WHAT IS BEING ASKED: Transcribe each line of the material as it is, and drop any picture.

───── THE INPUT

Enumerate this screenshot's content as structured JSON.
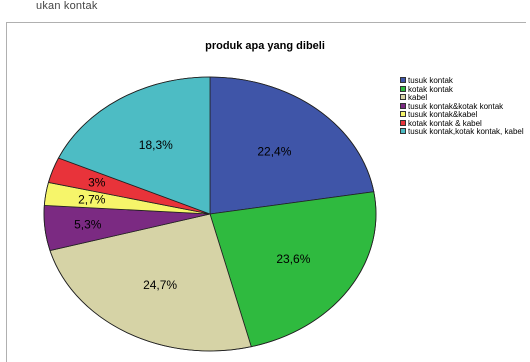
{
  "header": {
    "text": "ukan kontak"
  },
  "chart_data": {
    "type": "pie",
    "title": "produk apa yang dibeli",
    "categories": [
      "tusuk kontak",
      "kotak kontak",
      "kabel",
      "tusuk kontak&kotak kontak",
      "tusuk kontak&kabel",
      "kotak kontak & kabel",
      "tusuk kontak,kotak kontak, kabel"
    ],
    "values": [
      22.4,
      23.6,
      24.7,
      5.3,
      2.7,
      3.0,
      18.3
    ],
    "labels": [
      "22,4%",
      "23,6%",
      "24,7%",
      "5,3%",
      "2,7%",
      "3%",
      "18,3%"
    ],
    "colors": [
      "#3f55a8",
      "#2fba3f",
      "#d6d3a6",
      "#7b2a82",
      "#f6f56a",
      "#e8333a",
      "#4dbcc4"
    ],
    "legend": "right",
    "start_angle": "top",
    "direction": "clockwise"
  }
}
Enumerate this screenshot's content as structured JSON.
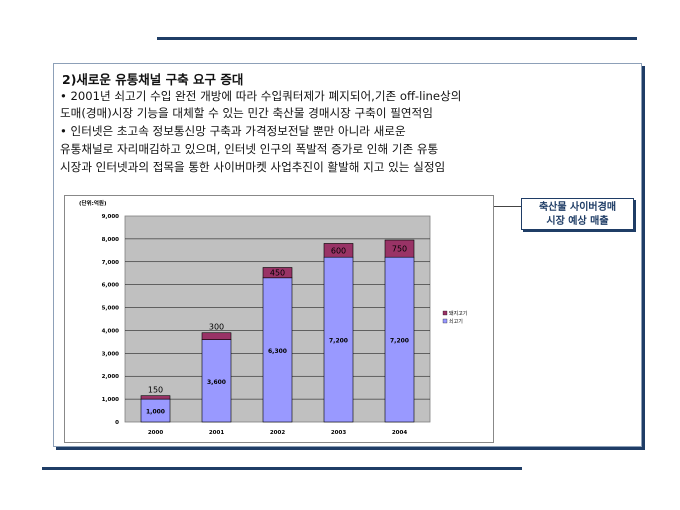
{
  "section": {
    "heading": "2)새로운 유통채널 구축 요구 증대",
    "lines": [
      "• 2001년 쇠고기 수입 완전 개방에 따라 수입쿼터제가 폐지되어,기존 off-line상의",
      " 도매(경매)시장 기능을 대체할 수 있는 민간 축산물 경매시장 구축이 필연적임",
      "• 인터넷은 초고속 정보통신망 구축과 가격정보전달 뿐만 아니라 새로운",
      " 유통채널로 자리매김하고 있으며, 인터넷 인구의 폭발적 증가로 인해 기존 유통",
      " 시장과 인터넷과의 접목을 통한 사이버마켓 사업추진이 활발해 지고 있는 실정임"
    ]
  },
  "callout": {
    "line1": "축산물 사이버경매",
    "line2": "시장 예상 매출"
  },
  "chart_data": {
    "type": "bar",
    "stacked": true,
    "unit_label": "(단위:억원)",
    "categories": [
      "2000",
      "2001",
      "2002",
      "2003",
      "2004"
    ],
    "series": [
      {
        "name": "쇠고기",
        "values": [
          1000,
          3600,
          6300,
          7200,
          7200
        ],
        "color": "#9999ff",
        "labels": [
          "1,000",
          "3,600",
          "6,300",
          "7,200",
          "7,200"
        ]
      },
      {
        "name": "돼지고기",
        "values": [
          150,
          300,
          450,
          600,
          750
        ],
        "color": "#993366",
        "labels": [
          "150",
          "300",
          "450",
          "600",
          "750"
        ]
      }
    ],
    "legend_order": [
      "돼지고기",
      "쇠고기"
    ],
    "legend_position": "right",
    "ylim": [
      0,
      9000
    ],
    "yticks": [
      "0",
      "1,000",
      "2,000",
      "3,000",
      "4,000",
      "5,000",
      "6,000",
      "7,000",
      "8,000",
      "9,000"
    ],
    "plot_background": "#c0c0c0",
    "grid": true
  }
}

──────────

SOLUTION BELOW:
Enumerate this screenshot's content as structured JSON.
{
  "header": {
    "text": "ukan kontak"
  },
  "chart_data": {
    "type": "pie",
    "title": "produk apa yang dibeli",
    "categories": [
      "tusuk kontak",
      "kotak kontak",
      "kabel",
      "tusuk kontak&kotak kontak",
      "tusuk kontak&kabel",
      "kotak kontak & kabel",
      "tusuk kontak,kotak kontak, kabel"
    ],
    "values": [
      22.4,
      23.6,
      24.7,
      5.3,
      2.7,
      3.0,
      18.3
    ],
    "labels": [
      "22,4%",
      "23,6%",
      "24,7%",
      "5,3%",
      "2,7%",
      "3%",
      "18,3%"
    ],
    "colors": [
      "#3f55a8",
      "#2fba3f",
      "#d6d3a6",
      "#7b2a82",
      "#f6f56a",
      "#e8333a",
      "#4dbcc4"
    ],
    "legend": "right",
    "start_angle": "top",
    "direction": "clockwise"
  }
}
Enumerate this screenshot's content as structured JSON.
{
  "section": {
    "heading": "2)새로운 유통채널 구축 요구 증대",
    "lines": [
      "• 2001년 쇠고기 수입 완전 개방에 따라 수입쿼터제가 폐지되어,기존 off-line상의",
      " 도매(경매)시장 기능을 대체할 수 있는 민간 축산물 경매시장 구축이 필연적임",
      "• 인터넷은 초고속 정보통신망 구축과 가격정보전달 뿐만 아니라 새로운",
      " 유통채널로 자리매김하고 있으며, 인터넷 인구의 폭발적 증가로 인해 기존 유통",
      " 시장과 인터넷과의 접목을 통한 사이버마켓 사업추진이 활발해 지고 있는 실정임"
    ]
  },
  "callout": {
    "line1": "축산물 사이버경매",
    "line2": "시장 예상 매출"
  },
  "chart_data": {
    "type": "bar",
    "stacked": true,
    "unit_label": "(단위:억원)",
    "categories": [
      "2000",
      "2001",
      "2002",
      "2003",
      "2004"
    ],
    "series": [
      {
        "name": "쇠고기",
        "values": [
          1000,
          3600,
          6300,
          7200,
          7200
        ],
        "color": "#9999ff",
        "labels": [
          "1,000",
          "3,600",
          "6,300",
          "7,200",
          "7,200"
        ]
      },
      {
        "name": "돼지고기",
        "values": [
          150,
          300,
          450,
          600,
          750
        ],
        "color": "#993366",
        "labels": [
          "150",
          "300",
          "450",
          "600",
          "750"
        ]
      }
    ],
    "legend_order": [
      "돼지고기",
      "쇠고기"
    ],
    "legend_position": "right",
    "ylim": [
      0,
      9000
    ],
    "yticks": [
      "0",
      "1,000",
      "2,000",
      "3,000",
      "4,000",
      "5,000",
      "6,000",
      "7,000",
      "8,000",
      "9,000"
    ],
    "plot_background": "#c0c0c0",
    "grid": true
  }
}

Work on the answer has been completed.